## Objective
Tally the lines holding the word "VOIDING" and state the count by itself.

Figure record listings
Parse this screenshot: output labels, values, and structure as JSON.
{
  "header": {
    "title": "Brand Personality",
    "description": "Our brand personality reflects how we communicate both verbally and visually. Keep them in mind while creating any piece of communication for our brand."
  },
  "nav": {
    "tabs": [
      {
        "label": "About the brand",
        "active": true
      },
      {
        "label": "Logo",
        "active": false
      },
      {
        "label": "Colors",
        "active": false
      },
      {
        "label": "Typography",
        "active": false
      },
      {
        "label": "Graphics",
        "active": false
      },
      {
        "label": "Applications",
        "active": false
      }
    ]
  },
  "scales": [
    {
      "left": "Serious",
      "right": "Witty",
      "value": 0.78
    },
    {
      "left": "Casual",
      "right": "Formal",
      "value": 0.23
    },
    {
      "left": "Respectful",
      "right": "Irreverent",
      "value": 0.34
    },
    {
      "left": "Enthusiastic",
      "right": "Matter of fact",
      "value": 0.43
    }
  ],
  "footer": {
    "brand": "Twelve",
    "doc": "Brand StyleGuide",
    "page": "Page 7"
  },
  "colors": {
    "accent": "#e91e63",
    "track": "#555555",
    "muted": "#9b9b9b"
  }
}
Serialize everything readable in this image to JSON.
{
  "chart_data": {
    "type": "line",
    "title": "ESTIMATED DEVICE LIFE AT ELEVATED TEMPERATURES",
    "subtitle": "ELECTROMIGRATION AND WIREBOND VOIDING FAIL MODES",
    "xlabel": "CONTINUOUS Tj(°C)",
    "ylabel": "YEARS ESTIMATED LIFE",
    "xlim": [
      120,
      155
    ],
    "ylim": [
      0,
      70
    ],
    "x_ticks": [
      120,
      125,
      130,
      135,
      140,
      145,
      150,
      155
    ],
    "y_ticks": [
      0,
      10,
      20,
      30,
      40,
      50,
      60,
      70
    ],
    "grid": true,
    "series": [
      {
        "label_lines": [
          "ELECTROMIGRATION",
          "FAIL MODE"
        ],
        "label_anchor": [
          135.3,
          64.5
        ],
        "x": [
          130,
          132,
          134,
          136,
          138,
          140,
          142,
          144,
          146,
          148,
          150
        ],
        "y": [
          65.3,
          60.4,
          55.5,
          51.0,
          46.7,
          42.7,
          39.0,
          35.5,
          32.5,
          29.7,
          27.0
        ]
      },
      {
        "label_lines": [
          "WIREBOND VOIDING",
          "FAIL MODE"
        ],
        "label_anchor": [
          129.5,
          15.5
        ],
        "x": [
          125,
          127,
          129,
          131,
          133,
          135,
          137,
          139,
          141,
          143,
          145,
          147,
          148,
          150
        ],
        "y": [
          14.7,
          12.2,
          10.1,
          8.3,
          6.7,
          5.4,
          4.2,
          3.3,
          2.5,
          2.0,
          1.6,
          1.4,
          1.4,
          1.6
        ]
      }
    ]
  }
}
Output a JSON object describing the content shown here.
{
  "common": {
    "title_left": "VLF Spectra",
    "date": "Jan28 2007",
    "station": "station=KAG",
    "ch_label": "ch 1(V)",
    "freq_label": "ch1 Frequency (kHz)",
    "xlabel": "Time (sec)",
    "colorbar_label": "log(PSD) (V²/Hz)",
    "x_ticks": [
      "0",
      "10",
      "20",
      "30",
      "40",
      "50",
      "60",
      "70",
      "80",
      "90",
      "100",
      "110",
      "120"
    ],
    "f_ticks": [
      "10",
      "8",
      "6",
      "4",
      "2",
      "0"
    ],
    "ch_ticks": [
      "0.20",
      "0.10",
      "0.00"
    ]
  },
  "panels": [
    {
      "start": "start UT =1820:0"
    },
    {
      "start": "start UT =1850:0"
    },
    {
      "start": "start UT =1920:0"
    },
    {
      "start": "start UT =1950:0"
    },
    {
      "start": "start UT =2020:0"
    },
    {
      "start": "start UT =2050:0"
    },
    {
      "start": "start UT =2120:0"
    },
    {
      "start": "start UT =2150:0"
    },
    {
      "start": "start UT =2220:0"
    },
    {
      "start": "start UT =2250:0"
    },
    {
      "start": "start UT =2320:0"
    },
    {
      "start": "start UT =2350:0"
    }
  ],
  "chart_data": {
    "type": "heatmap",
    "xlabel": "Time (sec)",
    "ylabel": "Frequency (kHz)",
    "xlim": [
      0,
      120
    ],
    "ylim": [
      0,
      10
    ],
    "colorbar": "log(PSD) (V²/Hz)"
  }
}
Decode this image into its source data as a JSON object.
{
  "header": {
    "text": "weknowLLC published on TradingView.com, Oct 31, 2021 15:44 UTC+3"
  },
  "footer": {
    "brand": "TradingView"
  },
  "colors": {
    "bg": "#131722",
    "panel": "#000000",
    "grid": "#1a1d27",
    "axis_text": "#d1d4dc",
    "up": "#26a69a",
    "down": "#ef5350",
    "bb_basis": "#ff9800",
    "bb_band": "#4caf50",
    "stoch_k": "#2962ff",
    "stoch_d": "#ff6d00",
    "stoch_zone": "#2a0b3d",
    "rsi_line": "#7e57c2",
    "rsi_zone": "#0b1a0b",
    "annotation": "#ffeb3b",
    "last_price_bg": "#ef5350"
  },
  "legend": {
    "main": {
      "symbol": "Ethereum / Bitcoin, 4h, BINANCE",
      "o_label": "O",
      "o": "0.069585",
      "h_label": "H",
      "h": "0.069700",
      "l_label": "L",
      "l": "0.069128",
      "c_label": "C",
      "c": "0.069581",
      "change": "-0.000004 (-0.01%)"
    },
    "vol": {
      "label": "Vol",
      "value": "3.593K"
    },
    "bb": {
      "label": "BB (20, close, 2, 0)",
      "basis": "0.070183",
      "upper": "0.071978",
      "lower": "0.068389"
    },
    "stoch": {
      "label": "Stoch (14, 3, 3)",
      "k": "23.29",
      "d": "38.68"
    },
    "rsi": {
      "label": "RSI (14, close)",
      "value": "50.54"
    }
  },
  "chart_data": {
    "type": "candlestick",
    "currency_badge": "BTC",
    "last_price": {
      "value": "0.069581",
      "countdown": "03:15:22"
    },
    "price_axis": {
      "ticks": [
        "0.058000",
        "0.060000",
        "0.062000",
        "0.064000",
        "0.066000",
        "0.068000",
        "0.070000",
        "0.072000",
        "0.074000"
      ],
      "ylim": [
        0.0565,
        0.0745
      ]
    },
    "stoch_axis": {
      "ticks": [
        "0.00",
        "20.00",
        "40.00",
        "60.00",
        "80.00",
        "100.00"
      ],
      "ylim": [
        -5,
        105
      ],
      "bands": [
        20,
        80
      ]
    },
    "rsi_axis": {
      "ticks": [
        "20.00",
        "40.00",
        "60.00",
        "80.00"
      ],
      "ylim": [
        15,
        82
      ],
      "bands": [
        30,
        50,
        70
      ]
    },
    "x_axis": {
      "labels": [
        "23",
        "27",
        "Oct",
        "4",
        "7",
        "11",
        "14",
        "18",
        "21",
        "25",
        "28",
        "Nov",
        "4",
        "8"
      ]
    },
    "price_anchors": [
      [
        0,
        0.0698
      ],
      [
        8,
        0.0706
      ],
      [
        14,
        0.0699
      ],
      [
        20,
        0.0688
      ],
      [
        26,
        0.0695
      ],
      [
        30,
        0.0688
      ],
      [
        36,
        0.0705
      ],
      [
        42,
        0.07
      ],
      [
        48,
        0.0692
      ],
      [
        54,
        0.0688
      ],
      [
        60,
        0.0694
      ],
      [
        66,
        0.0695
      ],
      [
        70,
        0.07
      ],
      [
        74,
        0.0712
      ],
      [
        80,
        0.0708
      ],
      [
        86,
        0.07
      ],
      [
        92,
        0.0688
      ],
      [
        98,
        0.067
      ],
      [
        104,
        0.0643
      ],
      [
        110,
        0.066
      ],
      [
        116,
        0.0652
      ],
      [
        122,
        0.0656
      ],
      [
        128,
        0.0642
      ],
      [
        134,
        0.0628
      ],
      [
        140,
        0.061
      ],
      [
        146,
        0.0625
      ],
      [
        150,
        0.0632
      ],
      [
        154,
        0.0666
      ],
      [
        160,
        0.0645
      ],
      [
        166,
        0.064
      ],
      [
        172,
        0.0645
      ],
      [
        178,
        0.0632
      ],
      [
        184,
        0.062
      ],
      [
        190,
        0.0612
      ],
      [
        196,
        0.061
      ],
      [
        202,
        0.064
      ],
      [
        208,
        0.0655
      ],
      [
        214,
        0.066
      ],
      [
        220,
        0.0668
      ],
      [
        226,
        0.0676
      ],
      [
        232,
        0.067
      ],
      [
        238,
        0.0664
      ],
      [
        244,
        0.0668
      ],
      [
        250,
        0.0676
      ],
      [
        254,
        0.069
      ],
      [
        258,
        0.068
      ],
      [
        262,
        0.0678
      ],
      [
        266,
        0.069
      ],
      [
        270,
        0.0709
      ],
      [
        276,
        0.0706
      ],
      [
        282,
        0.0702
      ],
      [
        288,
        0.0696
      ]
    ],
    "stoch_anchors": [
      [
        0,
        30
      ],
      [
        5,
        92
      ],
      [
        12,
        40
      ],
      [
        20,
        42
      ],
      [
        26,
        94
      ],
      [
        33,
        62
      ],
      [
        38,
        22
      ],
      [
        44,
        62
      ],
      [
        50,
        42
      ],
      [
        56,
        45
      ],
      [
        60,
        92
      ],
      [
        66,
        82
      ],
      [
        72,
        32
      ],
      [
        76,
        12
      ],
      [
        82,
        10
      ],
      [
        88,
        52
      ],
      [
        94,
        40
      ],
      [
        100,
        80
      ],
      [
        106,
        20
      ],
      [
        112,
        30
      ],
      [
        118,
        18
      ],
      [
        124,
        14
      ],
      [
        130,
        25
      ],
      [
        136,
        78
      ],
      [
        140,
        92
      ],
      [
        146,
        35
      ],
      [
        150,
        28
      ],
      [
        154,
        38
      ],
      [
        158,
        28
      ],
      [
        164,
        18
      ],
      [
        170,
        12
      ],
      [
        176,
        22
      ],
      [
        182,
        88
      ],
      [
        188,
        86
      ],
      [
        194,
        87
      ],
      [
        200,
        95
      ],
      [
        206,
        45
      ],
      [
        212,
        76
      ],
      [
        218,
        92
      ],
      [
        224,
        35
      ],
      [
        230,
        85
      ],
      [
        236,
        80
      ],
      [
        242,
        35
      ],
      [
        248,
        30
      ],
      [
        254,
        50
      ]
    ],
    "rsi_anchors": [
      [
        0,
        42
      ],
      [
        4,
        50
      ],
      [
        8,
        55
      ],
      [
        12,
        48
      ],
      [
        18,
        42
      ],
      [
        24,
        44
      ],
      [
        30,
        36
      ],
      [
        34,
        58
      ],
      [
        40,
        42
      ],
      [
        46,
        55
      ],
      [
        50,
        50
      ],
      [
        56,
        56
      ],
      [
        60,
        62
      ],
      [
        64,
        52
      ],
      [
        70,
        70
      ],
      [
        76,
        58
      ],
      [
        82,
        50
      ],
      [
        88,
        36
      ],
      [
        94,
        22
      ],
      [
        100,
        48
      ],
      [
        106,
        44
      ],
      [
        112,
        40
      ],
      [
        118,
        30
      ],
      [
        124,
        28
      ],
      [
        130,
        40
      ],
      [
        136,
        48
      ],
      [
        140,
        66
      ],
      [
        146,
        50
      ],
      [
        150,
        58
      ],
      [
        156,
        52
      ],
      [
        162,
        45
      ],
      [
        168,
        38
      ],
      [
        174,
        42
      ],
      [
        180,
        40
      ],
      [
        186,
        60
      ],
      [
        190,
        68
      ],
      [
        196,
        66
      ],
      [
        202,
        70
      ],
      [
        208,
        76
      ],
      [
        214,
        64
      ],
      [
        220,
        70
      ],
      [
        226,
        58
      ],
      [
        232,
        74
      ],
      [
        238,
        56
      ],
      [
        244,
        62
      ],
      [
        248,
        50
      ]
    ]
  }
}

## Solved problem
2